DIRECTIVE
Note each line that includes the word "Vicryl". Copy those lines.

MATERIAL PROVIDED
* Begin *

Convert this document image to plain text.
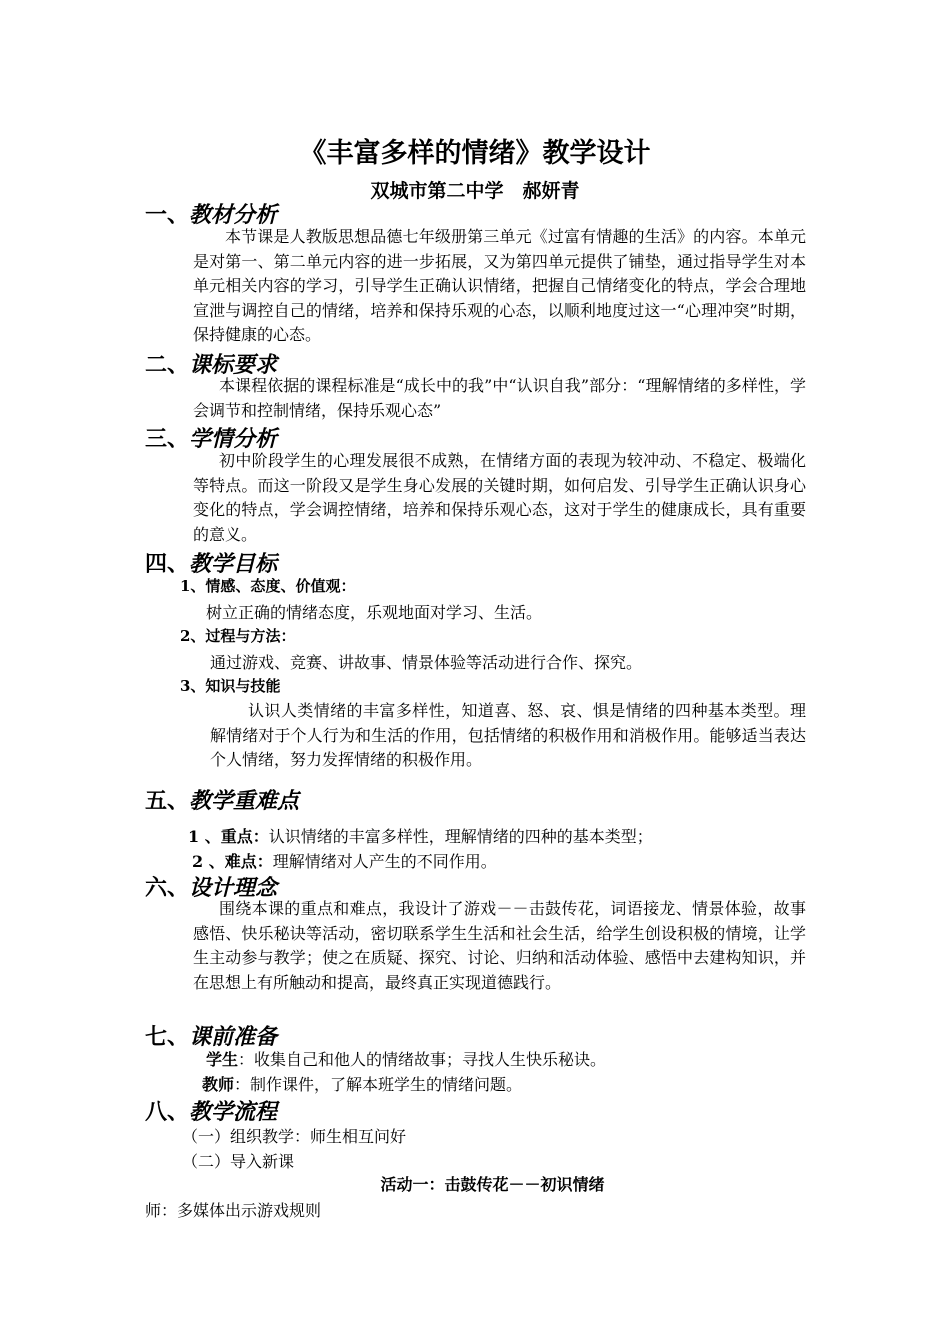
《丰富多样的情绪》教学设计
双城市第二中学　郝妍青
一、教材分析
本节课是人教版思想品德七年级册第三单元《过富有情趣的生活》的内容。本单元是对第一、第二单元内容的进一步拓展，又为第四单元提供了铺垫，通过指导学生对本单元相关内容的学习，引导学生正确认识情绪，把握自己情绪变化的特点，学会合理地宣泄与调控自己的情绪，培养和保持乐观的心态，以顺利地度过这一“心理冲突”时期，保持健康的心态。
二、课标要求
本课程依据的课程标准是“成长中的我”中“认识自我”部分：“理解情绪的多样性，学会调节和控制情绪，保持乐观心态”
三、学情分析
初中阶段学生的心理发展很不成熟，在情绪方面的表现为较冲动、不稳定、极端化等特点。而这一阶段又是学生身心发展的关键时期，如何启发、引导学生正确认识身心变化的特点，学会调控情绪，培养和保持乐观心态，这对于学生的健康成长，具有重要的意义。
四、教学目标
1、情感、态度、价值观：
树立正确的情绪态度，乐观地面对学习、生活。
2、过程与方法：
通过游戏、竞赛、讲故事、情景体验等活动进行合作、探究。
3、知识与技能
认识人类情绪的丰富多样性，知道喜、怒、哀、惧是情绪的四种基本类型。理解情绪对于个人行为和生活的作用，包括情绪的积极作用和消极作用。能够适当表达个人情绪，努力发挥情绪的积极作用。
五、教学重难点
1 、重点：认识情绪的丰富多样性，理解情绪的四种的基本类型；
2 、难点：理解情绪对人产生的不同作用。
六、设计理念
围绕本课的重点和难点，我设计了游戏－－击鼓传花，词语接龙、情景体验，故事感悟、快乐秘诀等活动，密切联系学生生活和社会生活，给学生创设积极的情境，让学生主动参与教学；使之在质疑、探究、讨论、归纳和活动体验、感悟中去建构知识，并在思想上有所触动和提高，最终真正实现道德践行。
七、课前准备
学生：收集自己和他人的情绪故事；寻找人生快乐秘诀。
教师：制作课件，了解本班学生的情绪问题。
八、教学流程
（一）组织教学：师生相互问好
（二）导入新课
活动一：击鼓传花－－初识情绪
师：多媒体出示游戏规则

* End *
* Begin *

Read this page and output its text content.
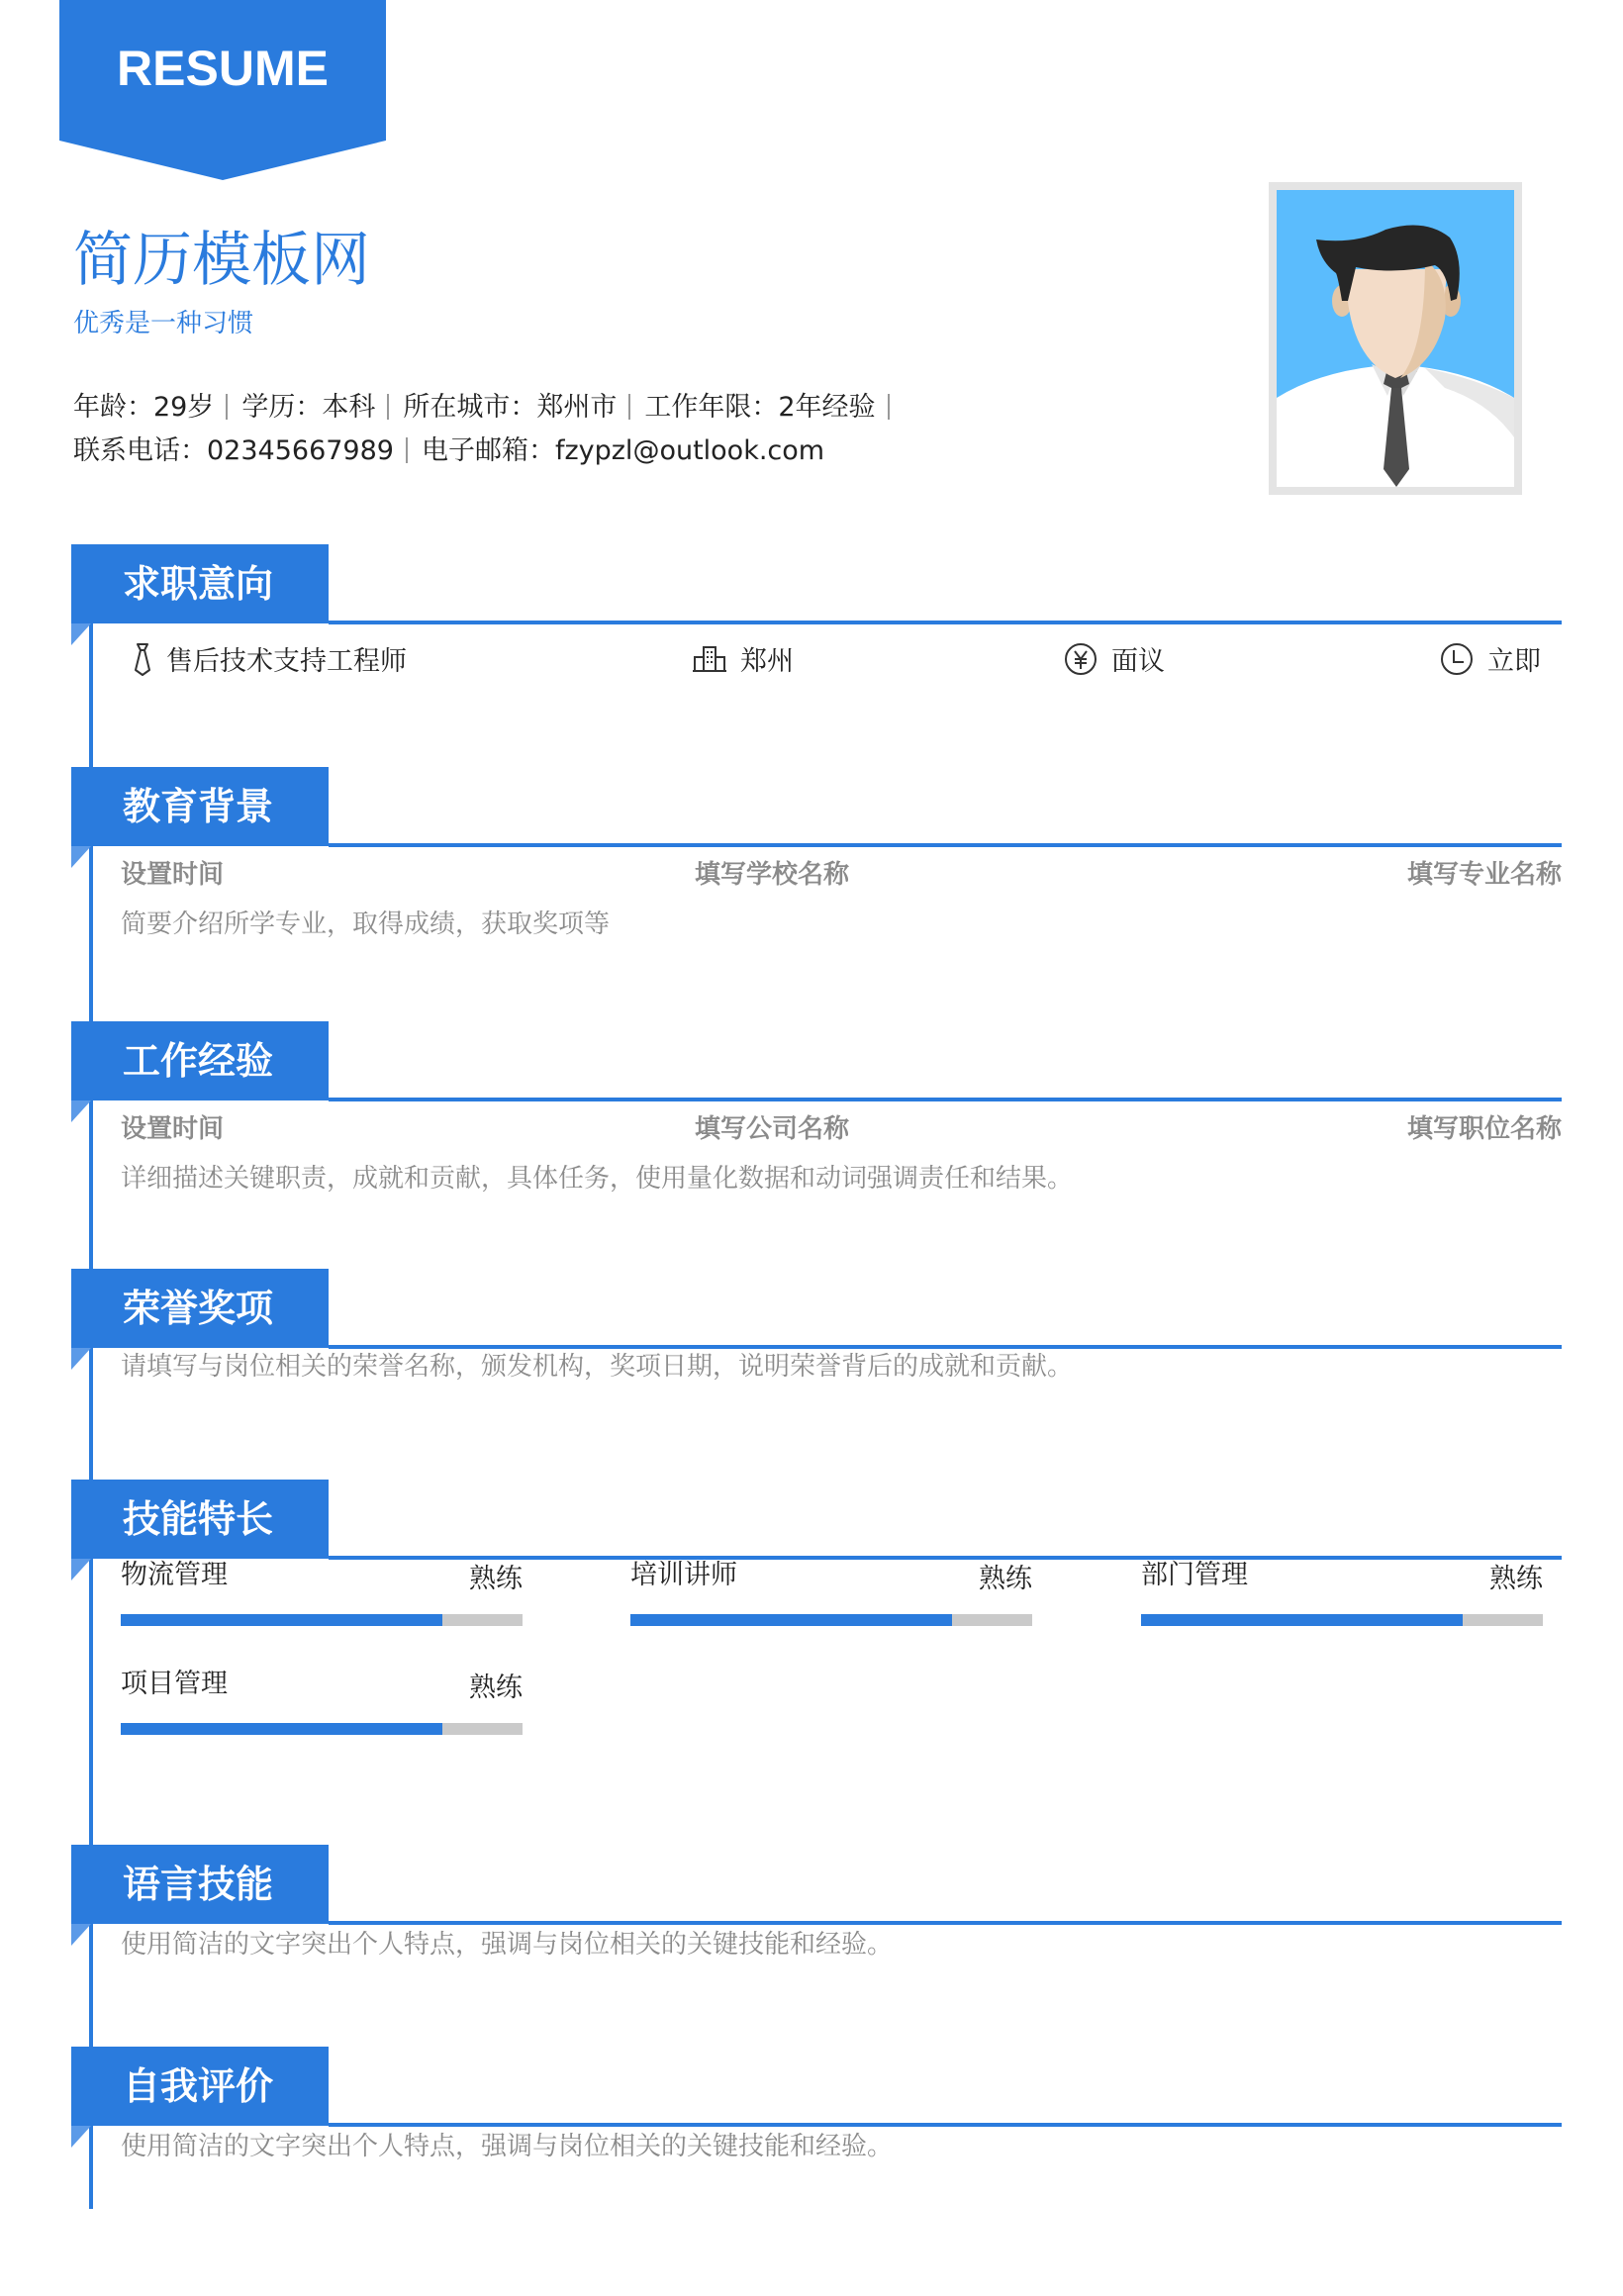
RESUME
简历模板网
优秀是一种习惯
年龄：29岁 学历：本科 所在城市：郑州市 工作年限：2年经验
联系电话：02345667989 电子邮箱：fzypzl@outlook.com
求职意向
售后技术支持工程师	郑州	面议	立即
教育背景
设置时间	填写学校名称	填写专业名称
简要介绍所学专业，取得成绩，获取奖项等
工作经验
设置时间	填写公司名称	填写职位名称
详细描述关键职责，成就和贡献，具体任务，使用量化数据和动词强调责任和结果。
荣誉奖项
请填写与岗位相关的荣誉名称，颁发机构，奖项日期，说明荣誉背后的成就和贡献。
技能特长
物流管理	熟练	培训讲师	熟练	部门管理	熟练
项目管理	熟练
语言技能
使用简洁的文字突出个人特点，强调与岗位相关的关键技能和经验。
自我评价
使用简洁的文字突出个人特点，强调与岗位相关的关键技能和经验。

* End *
* Begin *

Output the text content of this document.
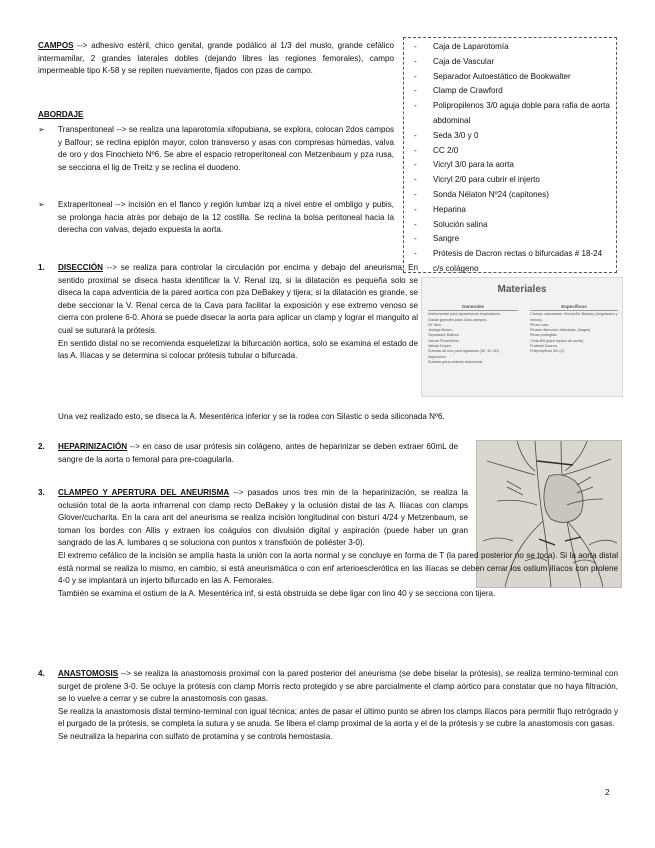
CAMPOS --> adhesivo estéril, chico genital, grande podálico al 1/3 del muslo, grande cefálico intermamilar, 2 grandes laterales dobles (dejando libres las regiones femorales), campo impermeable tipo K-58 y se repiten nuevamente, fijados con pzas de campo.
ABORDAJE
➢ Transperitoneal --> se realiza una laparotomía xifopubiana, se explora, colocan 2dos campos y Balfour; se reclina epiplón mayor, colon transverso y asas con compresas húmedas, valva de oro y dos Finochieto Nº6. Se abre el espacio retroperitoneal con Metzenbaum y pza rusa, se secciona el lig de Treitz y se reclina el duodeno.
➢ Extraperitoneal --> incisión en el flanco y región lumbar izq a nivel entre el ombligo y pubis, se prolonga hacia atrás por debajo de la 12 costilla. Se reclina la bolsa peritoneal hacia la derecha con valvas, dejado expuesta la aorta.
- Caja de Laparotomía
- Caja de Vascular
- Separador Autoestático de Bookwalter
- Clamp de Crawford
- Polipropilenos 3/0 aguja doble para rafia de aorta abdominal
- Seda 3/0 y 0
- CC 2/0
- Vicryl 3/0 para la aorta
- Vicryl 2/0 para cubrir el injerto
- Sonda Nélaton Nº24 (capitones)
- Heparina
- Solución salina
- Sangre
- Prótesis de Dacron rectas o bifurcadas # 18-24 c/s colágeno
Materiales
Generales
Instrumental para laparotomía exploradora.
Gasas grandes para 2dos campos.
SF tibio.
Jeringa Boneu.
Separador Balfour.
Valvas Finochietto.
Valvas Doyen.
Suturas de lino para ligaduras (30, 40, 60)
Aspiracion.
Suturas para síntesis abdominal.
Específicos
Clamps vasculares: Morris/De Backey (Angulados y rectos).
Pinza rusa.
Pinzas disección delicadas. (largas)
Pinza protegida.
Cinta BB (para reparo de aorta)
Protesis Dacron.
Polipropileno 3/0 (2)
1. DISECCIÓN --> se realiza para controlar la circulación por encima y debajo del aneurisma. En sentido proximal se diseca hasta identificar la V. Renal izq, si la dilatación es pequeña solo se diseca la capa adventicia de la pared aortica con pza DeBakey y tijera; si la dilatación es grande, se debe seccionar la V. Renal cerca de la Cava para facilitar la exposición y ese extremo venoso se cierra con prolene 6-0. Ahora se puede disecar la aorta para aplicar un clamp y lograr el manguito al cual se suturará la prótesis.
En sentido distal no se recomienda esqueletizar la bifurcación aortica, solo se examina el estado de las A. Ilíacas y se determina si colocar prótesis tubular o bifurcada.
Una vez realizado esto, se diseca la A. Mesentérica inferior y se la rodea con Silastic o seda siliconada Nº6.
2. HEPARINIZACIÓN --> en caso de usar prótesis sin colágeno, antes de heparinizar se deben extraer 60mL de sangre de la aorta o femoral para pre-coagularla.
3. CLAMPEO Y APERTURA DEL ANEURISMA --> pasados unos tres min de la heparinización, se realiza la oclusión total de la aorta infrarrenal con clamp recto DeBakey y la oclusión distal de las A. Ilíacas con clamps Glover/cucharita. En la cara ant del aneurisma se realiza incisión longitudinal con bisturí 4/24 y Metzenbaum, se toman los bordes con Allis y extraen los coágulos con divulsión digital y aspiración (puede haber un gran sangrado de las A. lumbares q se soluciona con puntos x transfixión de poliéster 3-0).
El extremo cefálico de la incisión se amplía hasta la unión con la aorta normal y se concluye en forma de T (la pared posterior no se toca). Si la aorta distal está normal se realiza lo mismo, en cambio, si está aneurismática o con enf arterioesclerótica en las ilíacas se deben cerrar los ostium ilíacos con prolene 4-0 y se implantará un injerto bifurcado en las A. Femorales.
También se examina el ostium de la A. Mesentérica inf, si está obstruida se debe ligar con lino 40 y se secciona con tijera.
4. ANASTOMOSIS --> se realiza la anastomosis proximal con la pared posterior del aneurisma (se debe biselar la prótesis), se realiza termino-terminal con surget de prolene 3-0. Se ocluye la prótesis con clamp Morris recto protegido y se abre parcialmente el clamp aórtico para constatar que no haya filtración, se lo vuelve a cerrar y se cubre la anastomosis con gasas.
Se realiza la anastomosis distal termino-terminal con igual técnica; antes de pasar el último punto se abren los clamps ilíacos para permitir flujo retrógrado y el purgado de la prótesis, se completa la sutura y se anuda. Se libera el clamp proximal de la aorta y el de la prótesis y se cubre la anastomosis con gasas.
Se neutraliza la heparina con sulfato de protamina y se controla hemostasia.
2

* End *

RESULT OF THIS EXERCISE
- Vicryl 3/0 para la aorta
- Vicryl 2/0 para cubrir el injerto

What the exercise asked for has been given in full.